* Listed records

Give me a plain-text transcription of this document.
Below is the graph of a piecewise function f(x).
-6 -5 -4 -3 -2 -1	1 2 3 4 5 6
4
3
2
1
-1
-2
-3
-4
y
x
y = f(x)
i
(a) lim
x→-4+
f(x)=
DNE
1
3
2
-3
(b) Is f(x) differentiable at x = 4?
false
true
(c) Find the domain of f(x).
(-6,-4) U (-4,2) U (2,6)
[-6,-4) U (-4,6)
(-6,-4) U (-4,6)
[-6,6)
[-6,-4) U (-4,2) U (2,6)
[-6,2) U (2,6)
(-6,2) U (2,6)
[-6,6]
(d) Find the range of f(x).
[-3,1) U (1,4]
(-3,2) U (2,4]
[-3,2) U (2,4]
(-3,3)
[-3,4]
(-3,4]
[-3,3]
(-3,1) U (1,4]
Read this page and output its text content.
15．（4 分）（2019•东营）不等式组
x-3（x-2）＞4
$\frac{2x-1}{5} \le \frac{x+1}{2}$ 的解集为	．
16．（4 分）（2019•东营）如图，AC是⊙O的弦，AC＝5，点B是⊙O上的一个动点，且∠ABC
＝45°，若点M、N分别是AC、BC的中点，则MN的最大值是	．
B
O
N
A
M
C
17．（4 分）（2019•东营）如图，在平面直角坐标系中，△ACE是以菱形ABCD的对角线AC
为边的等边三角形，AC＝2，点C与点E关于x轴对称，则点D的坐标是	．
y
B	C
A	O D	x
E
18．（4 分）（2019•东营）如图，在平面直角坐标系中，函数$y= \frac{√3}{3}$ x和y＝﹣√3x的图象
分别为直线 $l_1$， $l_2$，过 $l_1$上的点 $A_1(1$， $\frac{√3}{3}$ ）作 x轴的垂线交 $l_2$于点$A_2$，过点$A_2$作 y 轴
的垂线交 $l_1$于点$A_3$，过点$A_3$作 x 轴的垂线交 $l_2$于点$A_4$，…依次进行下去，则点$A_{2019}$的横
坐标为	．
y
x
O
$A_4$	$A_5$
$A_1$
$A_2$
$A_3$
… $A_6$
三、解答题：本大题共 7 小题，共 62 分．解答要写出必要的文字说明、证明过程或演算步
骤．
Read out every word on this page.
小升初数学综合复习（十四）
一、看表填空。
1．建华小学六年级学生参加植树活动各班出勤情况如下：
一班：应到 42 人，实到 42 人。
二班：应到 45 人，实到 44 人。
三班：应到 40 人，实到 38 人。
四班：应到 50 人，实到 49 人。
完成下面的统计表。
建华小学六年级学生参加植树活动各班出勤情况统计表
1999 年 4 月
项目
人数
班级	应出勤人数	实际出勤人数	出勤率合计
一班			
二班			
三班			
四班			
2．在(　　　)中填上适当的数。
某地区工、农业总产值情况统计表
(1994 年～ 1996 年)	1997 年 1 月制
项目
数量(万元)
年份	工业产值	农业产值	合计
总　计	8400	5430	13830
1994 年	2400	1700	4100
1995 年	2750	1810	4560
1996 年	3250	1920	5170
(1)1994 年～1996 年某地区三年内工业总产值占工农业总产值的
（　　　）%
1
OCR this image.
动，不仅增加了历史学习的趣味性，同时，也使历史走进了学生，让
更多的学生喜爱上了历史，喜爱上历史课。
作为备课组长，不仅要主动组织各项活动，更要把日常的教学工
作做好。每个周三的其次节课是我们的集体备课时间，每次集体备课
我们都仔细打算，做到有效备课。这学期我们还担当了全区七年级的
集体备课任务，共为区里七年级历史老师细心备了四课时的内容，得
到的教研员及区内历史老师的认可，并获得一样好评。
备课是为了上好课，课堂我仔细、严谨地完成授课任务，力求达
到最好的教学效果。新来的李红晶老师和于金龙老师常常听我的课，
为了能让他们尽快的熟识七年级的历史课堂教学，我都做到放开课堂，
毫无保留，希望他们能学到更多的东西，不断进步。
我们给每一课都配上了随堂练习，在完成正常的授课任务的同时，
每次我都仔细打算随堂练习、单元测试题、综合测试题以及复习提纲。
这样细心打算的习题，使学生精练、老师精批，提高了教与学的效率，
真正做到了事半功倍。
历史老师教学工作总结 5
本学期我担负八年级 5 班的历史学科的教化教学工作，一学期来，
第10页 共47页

* Direction
Every line above should be printed again exactly as it stands.

* The solution
Give me a plain-text transcription of this document.
Below is the graph of a piecewise function f(x).
-6 -5 -4 -3 -2 -1	1 2 3 4 5 6
4
3
2
1
-1
-2
-3
-4
y
x
y = f(x)
i
(a) lim
x→-4+
f(x)=
DNE
1
3
2
-3
(b) Is f(x) differentiable at x = 4?
false
true
(c) Find the domain of f(x).
(-6,-4) U (-4,2) U (2,6)
[-6,-4) U (-4,6)
(-6,-4) U (-4,6)
[-6,6)
[-6,-4) U (-4,2) U (2,6)
[-6,2) U (2,6)
(-6,2) U (2,6)
[-6,6]
(d) Find the range of f(x).
[-3,1) U (1,4]
(-3,2) U (2,4]
[-3,2) U (2,4]
(-3,3)
[-3,4]
(-3,4]
[-3,3]
(-3,1) U (1,4]
Read this page and output its text content.
15．（4 分）（2019•东营）不等式组
x-3（x-2）＞4
$\frac{2x-1}{5} \le \frac{x+1}{2}$ 的解集为	．
16．（4 分）（2019•东营）如图，AC是⊙O的弦，AC＝5，点B是⊙O上的一个动点，且∠ABC
＝45°，若点M、N分别是AC、BC的中点，则MN的最大值是	．
B
O
N
A
M
C
17．（4 分）（2019•东营）如图，在平面直角坐标系中，△ACE是以菱形ABCD的对角线AC
为边的等边三角形，AC＝2，点C与点E关于x轴对称，则点D的坐标是	．
y
B	C
A	O D	x
E
18．（4 分）（2019•东营）如图，在平面直角坐标系中，函数$y= \frac{√3}{3}$ x和y＝﹣√3x的图象
分别为直线 $l_1$， $l_2$，过 $l_1$上的点 $A_1(1$， $\frac{√3}{3}$ ）作 x轴的垂线交 $l_2$于点$A_2$，过点$A_2$作 y 轴
的垂线交 $l_1$于点$A_3$，过点$A_3$作 x 轴的垂线交 $l_2$于点$A_4$，…依次进行下去，则点$A_{2019}$的横
坐标为	．
y
x
O
$A_4$	$A_5$
$A_1$
$A_2$
$A_3$
… $A_6$
三、解答题：本大题共 7 小题，共 62 分．解答要写出必要的文字说明、证明过程或演算步
骤．
Read out every word on this page.
小升初数学综合复习（十四）
一、看表填空。
1．建华小学六年级学生参加植树活动各班出勤情况如下：
一班：应到 42 人，实到 42 人。
二班：应到 45 人，实到 44 人。
三班：应到 40 人，实到 38 人。
四班：应到 50 人，实到 49 人。
完成下面的统计表。
建华小学六年级学生参加植树活动各班出勤情况统计表
1999 年 4 月
项目
人数
班级	应出勤人数	实际出勤人数	出勤率合计
一班			
二班			
三班			
四班			
2．在(　　　)中填上适当的数。
某地区工、农业总产值情况统计表
(1994 年～ 1996 年)	1997 年 1 月制
项目
数量(万元)
年份	工业产值	农业产值	合计
总　计	8400	5430	13830
1994 年	2400	1700	4100
1995 年	2750	1810	4560
1996 年	3250	1920	5170
(1)1994 年～1996 年某地区三年内工业总产值占工农业总产值的
（　　　）%
1
OCR this image.
动，不仅增加了历史学习的趣味性，同时，也使历史走进了学生，让
更多的学生喜爱上了历史，喜爱上历史课。
作为备课组长，不仅要主动组织各项活动，更要把日常的教学工
作做好。每个周三的其次节课是我们的集体备课时间，每次集体备课
我们都仔细打算，做到有效备课。这学期我们还担当了全区七年级的
集体备课任务，共为区里七年级历史老师细心备了四课时的内容，得
到的教研员及区内历史老师的认可，并获得一样好评。
备课是为了上好课，课堂我仔细、严谨地完成授课任务，力求达
到最好的教学效果。新来的李红晶老师和于金龙老师常常听我的课，
为了能让他们尽快的熟识七年级的历史课堂教学，我都做到放开课堂，
毫无保留，希望他们能学到更多的东西，不断进步。
我们给每一课都配上了随堂练习，在完成正常的授课任务的同时，
每次我都仔细打算随堂练习、单元测试题、综合测试题以及复习提纲。
这样细心打算的习题，使学生精练、老师精批，提高了教与学的效率，
真正做到了事半功倍。
历史老师教学工作总结 5
本学期我担负八年级 5 班的历史学科的教化教学工作，一学期来，
第10页 共47页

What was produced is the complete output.